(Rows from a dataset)
··········
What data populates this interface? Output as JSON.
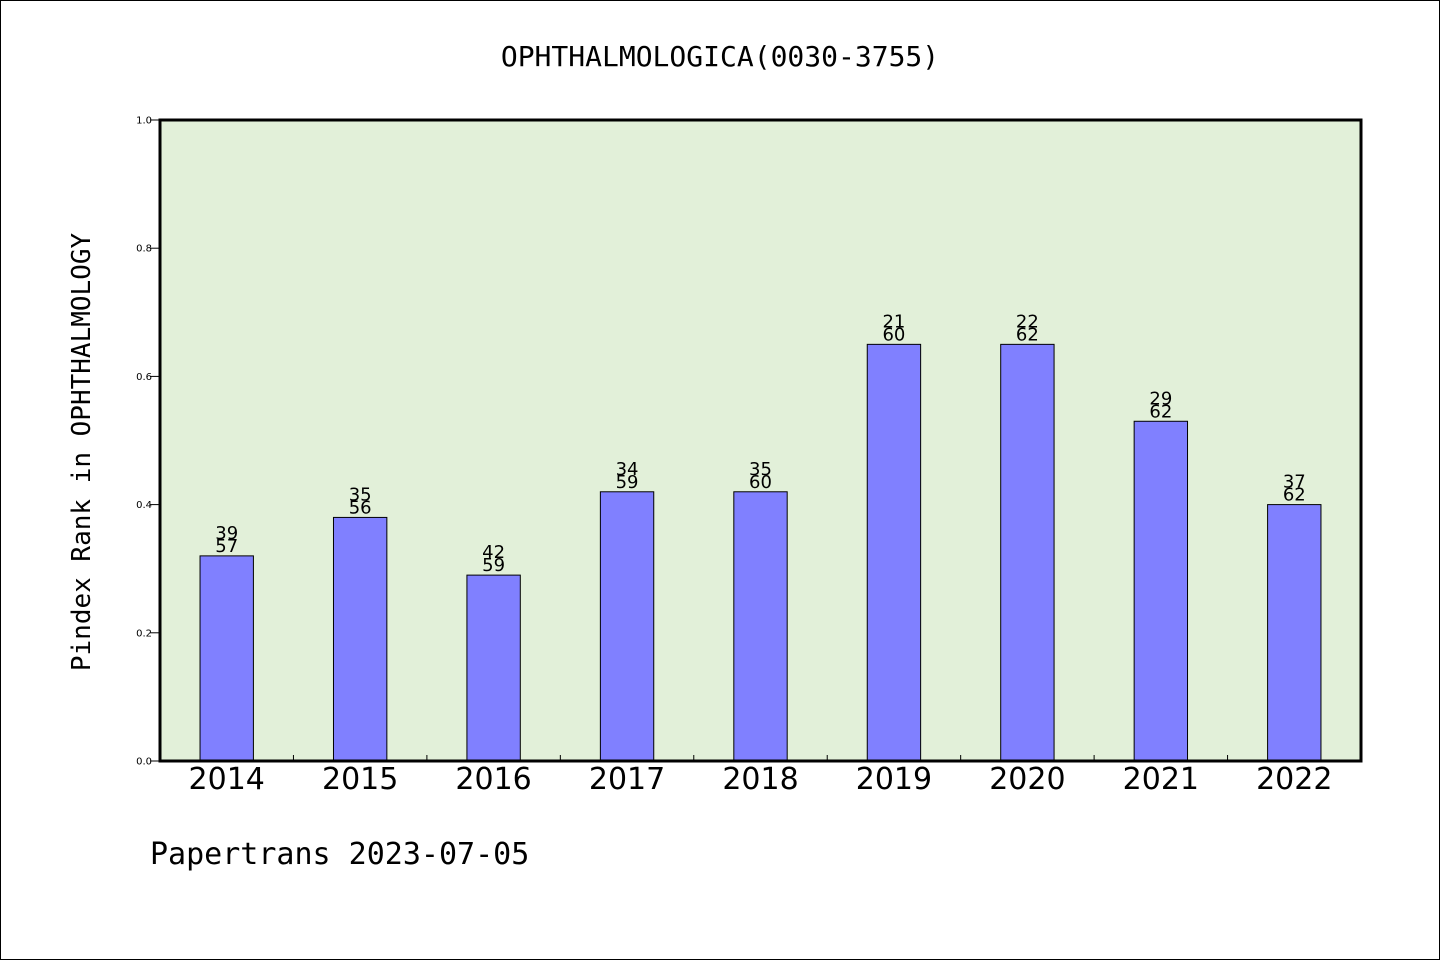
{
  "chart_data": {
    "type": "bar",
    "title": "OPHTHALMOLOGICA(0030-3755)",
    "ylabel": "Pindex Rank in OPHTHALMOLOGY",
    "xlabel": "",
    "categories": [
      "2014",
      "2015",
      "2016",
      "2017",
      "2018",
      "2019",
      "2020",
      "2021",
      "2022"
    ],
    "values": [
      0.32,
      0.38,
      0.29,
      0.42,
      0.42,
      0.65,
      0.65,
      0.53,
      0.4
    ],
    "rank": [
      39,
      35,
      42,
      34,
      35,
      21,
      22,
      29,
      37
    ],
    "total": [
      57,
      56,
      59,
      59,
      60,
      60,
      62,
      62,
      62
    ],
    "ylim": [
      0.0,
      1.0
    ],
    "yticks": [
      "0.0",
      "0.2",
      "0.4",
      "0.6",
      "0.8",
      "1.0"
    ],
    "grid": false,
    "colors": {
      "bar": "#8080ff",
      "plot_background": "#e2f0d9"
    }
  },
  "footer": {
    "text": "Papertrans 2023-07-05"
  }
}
··········
● JOB: Restate each line of the records exactly; pictures do not belong in the copy.

● WRITTEN ANSWER:
What data populates this interface? Output as JSON.
{
  "chart_data": {
    "type": "bar",
    "title": "OPHTHALMOLOGICA(0030-3755)",
    "ylabel": "Pindex Rank in OPHTHALMOLOGY",
    "xlabel": "",
    "categories": [
      "2014",
      "2015",
      "2016",
      "2017",
      "2018",
      "2019",
      "2020",
      "2021",
      "2022"
    ],
    "values": [
      0.32,
      0.38,
      0.29,
      0.42,
      0.42,
      0.65,
      0.65,
      0.53,
      0.4
    ],
    "rank": [
      39,
      35,
      42,
      34,
      35,
      21,
      22,
      29,
      37
    ],
    "total": [
      57,
      56,
      59,
      59,
      60,
      60,
      62,
      62,
      62
    ],
    "ylim": [
      0.0,
      1.0
    ],
    "yticks": [
      "0.0",
      "0.2",
      "0.4",
      "0.6",
      "0.8",
      "1.0"
    ],
    "grid": false,
    "colors": {
      "bar": "#8080ff",
      "plot_background": "#e2f0d9"
    }
  },
  "footer": {
    "text": "Papertrans 2023-07-05"
  }
}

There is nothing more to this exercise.